• **DIRECTION**: Print all the data, keeping every line exactly as it is.

• **LISTED ENTRIES**:
= = = = =
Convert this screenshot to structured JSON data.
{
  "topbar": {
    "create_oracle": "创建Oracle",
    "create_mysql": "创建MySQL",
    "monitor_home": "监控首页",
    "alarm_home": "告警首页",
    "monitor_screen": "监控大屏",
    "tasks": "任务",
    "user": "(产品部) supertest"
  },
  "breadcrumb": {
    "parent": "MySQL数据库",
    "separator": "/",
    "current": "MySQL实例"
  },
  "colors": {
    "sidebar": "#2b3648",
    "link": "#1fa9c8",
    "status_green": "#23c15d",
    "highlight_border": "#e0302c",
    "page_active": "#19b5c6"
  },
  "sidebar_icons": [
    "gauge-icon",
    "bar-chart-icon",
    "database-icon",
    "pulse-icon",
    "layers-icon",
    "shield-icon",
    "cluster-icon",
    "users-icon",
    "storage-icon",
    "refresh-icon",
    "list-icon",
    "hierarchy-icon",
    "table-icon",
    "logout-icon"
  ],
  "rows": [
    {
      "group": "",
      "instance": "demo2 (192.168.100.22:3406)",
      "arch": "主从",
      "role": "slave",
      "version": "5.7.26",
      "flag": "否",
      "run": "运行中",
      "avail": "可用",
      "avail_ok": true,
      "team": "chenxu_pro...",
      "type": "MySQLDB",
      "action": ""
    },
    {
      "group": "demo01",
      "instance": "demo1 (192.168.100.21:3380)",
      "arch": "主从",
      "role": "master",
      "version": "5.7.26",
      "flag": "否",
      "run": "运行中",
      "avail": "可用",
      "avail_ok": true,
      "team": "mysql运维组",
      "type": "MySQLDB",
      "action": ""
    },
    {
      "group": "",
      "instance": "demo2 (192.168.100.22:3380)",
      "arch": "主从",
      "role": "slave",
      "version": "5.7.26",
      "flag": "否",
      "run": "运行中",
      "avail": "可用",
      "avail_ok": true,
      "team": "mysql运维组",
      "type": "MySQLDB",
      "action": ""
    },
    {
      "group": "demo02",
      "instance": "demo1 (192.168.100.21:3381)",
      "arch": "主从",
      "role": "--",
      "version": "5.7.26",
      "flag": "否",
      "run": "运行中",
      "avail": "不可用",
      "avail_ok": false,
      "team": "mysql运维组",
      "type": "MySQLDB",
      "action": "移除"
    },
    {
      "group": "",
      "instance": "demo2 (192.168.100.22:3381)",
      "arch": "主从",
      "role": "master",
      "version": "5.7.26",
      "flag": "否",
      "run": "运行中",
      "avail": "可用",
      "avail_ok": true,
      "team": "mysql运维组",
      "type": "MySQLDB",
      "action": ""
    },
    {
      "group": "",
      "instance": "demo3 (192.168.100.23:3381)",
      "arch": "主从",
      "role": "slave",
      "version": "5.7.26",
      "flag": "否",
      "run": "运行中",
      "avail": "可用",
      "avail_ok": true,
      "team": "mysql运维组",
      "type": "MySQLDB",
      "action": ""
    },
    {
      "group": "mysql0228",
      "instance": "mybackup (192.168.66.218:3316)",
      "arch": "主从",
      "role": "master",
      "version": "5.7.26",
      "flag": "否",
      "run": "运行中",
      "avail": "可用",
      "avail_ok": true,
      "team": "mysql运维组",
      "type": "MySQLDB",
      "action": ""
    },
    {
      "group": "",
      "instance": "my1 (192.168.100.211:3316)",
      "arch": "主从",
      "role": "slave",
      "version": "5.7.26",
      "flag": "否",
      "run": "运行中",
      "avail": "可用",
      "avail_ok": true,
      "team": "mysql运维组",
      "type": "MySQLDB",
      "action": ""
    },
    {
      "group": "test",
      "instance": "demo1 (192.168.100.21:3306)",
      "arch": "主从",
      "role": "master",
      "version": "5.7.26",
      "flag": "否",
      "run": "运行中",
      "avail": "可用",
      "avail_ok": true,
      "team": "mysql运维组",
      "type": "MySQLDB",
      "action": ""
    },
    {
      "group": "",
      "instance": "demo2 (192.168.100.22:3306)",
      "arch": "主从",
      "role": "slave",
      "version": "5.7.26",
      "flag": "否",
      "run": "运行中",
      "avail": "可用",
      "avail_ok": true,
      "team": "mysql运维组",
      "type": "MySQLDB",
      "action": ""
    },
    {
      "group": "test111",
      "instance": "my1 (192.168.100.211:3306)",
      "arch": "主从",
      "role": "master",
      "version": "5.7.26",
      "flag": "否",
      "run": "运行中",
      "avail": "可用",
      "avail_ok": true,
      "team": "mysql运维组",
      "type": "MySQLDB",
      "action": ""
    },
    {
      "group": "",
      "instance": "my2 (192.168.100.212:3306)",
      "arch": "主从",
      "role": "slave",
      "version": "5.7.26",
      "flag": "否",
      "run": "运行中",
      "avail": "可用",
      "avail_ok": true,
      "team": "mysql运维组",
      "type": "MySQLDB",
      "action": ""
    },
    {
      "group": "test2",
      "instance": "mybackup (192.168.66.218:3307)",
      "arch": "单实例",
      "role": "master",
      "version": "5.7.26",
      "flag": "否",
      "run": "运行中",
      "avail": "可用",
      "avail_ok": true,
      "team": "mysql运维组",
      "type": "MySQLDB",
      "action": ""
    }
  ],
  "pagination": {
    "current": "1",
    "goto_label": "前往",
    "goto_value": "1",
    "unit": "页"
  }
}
= = = = =
• **TASK RESULT**:
Convert this screenshot to structured JSON data.
{
  "topbar": {
    "create_oracle": "创建Oracle",
    "create_mysql": "创建MySQL",
    "monitor_home": "监控首页",
    "alarm_home": "告警首页",
    "monitor_screen": "监控大屏",
    "tasks": "任务",
    "user": "(产品部) supertest"
  },
  "breadcrumb": {
    "parent": "MySQL数据库",
    "separator": "/",
    "current": "MySQL实例"
  },
  "colors": {
    "sidebar": "#2b3648",
    "link": "#1fa9c8",
    "status_green": "#23c15d",
    "highlight_border": "#e0302c",
    "page_active": "#19b5c6"
  },
  "sidebar_icons": [
    "gauge-icon",
    "bar-chart-icon",
    "database-icon",
    "pulse-icon",
    "layers-icon",
    "shield-icon",
    "cluster-icon",
    "users-icon",
    "storage-icon",
    "refresh-icon",
    "list-icon",
    "hierarchy-icon",
    "table-icon",
    "logout-icon"
  ],
  "rows": [
    {
      "group": "",
      "instance": "demo2 (192.168.100.22:3406)",
      "arch": "主从",
      "role": "slave",
      "version": "5.7.26",
      "flag": "否",
      "run": "运行中",
      "avail": "可用",
      "avail_ok": true,
      "team": "chenxu_pro...",
      "type": "MySQLDB",
      "action": ""
    },
    {
      "group": "demo01",
      "instance": "demo1 (192.168.100.21:3380)",
      "arch": "主从",
      "role": "master",
      "version": "5.7.26",
      "flag": "否",
      "run": "运行中",
      "avail": "可用",
      "avail_ok": true,
      "team": "mysql运维组",
      "type": "MySQLDB",
      "action": ""
    },
    {
      "group": "",
      "instance": "demo2 (192.168.100.22:3380)",
      "arch": "主从",
      "role": "slave",
      "version": "5.7.26",
      "flag": "否",
      "run": "运行中",
      "avail": "可用",
      "avail_ok": true,
      "team": "mysql运维组",
      "type": "MySQLDB",
      "action": ""
    },
    {
      "group": "demo02",
      "instance": "demo1 (192.168.100.21:3381)",
      "arch": "主从",
      "role": "--",
      "version": "5.7.26",
      "flag": "否",
      "run": "运行中",
      "avail": "不可用",
      "avail_ok": false,
      "team": "mysql运维组",
      "type": "MySQLDB",
      "action": "移除"
    },
    {
      "group": "",
      "instance": "demo2 (192.168.100.22:3381)",
      "arch": "主从",
      "role": "master",
      "version": "5.7.26",
      "flag": "否",
      "run": "运行中",
      "avail": "可用",
      "avail_ok": true,
      "team": "mysql运维组",
      "type": "MySQLDB",
      "action": ""
    },
    {
      "group": "",
      "instance": "demo3 (192.168.100.23:3381)",
      "arch": "主从",
      "role": "slave",
      "version": "5.7.26",
      "flag": "否",
      "run": "运行中",
      "avail": "可用",
      "avail_ok": true,
      "team": "mysql运维组",
      "type": "MySQLDB",
      "action": ""
    },
    {
      "group": "mysql0228",
      "instance": "mybackup (192.168.66.218:3316)",
      "arch": "主从",
      "role": "master",
      "version": "5.7.26",
      "flag": "否",
      "run": "运行中",
      "avail": "可用",
      "avail_ok": true,
      "team": "mysql运维组",
      "type": "MySQLDB",
      "action": ""
    },
    {
      "group": "",
      "instance": "my1 (192.168.100.211:3316)",
      "arch": "主从",
      "role": "slave",
      "version": "5.7.26",
      "flag": "否",
      "run": "运行中",
      "avail": "可用",
      "avail_ok": true,
      "team": "mysql运维组",
      "type": "MySQLDB",
      "action": ""
    },
    {
      "group": "test",
      "instance": "demo1 (192.168.100.21:3306)",
      "arch": "主从",
      "role": "master",
      "version": "5.7.26",
      "flag": "否",
      "run": "运行中",
      "avail": "可用",
      "avail_ok": true,
      "team": "mysql运维组",
      "type": "MySQLDB",
      "action": ""
    },
    {
      "group": "",
      "instance": "demo2 (192.168.100.22:3306)",
      "arch": "主从",
      "role": "slave",
      "version": "5.7.26",
      "flag": "否",
      "run": "运行中",
      "avail": "可用",
      "avail_ok": true,
      "team": "mysql运维组",
      "type": "MySQLDB",
      "action": ""
    },
    {
      "group": "test111",
      "instance": "my1 (192.168.100.211:3306)",
      "arch": "主从",
      "role": "master",
      "version": "5.7.26",
      "flag": "否",
      "run": "运行中",
      "avail": "可用",
      "avail_ok": true,
      "team": "mysql运维组",
      "type": "MySQLDB",
      "action": ""
    },
    {
      "group": "",
      "instance": "my2 (192.168.100.212:3306)",
      "arch": "主从",
      "role": "slave",
      "version": "5.7.26",
      "flag": "否",
      "run": "运行中",
      "avail": "可用",
      "avail_ok": true,
      "team": "mysql运维组",
      "type": "MySQLDB",
      "action": ""
    },
    {
      "group": "test2",
      "instance": "mybackup (192.168.66.218:3307)",
      "arch": "单实例",
      "role": "master",
      "version": "5.7.26",
      "flag": "否",
      "run": "运行中",
      "avail": "可用",
      "avail_ok": true,
      "team": "mysql运维组",
      "type": "MySQLDB",
      "action": ""
    }
  ],
  "pagination": {
    "current": "1",
    "goto_label": "前往",
    "goto_value": "1",
    "unit": "页"
  }
}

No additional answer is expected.